Records from a dataset:

+++

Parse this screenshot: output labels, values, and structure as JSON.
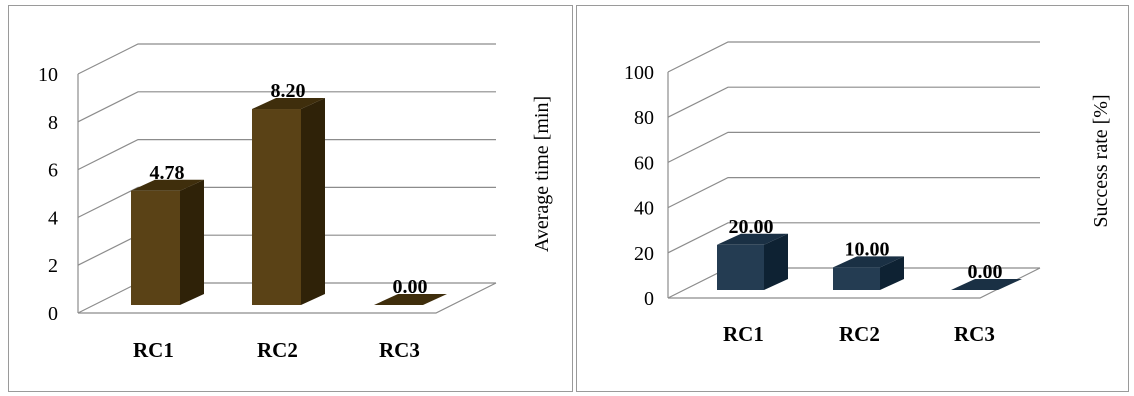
{
  "chart_data": [
    {
      "type": "bar",
      "categories": [
        "RC1",
        "RC2",
        "RC3"
      ],
      "values": [
        4.78,
        8.2,
        0.0
      ],
      "data_labels": [
        "4.78",
        "8.20",
        "0.00"
      ],
      "ylabel": "Average time [min]",
      "ylim": [
        0,
        10
      ],
      "yticks": [
        "0",
        "2",
        "4",
        "6",
        "8",
        "10"
      ],
      "grid": true,
      "colors": {
        "front": "#5a4216",
        "side": "#2f2208",
        "top": "#3f2e0c"
      }
    },
    {
      "type": "bar",
      "categories": [
        "RC1",
        "RC2",
        "RC3"
      ],
      "values": [
        20.0,
        10.0,
        0.0
      ],
      "data_labels": [
        "20.00",
        "10.00",
        "0.00"
      ],
      "ylabel": "Success rate [%]",
      "ylim": [
        0,
        100
      ],
      "yticks": [
        "0",
        "20",
        "40",
        "60",
        "80",
        "100"
      ],
      "grid": true,
      "colors": {
        "front": "#243c52",
        "side": "#0e2233",
        "top": "#1a3044"
      }
    }
  ]
}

+++

> Stated goal
Repeat the lines above exactly, and keep every picture out.

> Response
Parse this screenshot: output labels, values, and structure as JSON.
{
  "chart_data": [
    {
      "type": "bar",
      "categories": [
        "RC1",
        "RC2",
        "RC3"
      ],
      "values": [
        4.78,
        8.2,
        0.0
      ],
      "data_labels": [
        "4.78",
        "8.20",
        "0.00"
      ],
      "ylabel": "Average time [min]",
      "ylim": [
        0,
        10
      ],
      "yticks": [
        "0",
        "2",
        "4",
        "6",
        "8",
        "10"
      ],
      "grid": true,
      "colors": {
        "front": "#5a4216",
        "side": "#2f2208",
        "top": "#3f2e0c"
      }
    },
    {
      "type": "bar",
      "categories": [
        "RC1",
        "RC2",
        "RC3"
      ],
      "values": [
        20.0,
        10.0,
        0.0
      ],
      "data_labels": [
        "20.00",
        "10.00",
        "0.00"
      ],
      "ylabel": "Success rate [%]",
      "ylim": [
        0,
        100
      ],
      "yticks": [
        "0",
        "20",
        "40",
        "60",
        "80",
        "100"
      ],
      "grid": true,
      "colors": {
        "front": "#243c52",
        "side": "#0e2233",
        "top": "#1a3044"
      }
    }
  ]
}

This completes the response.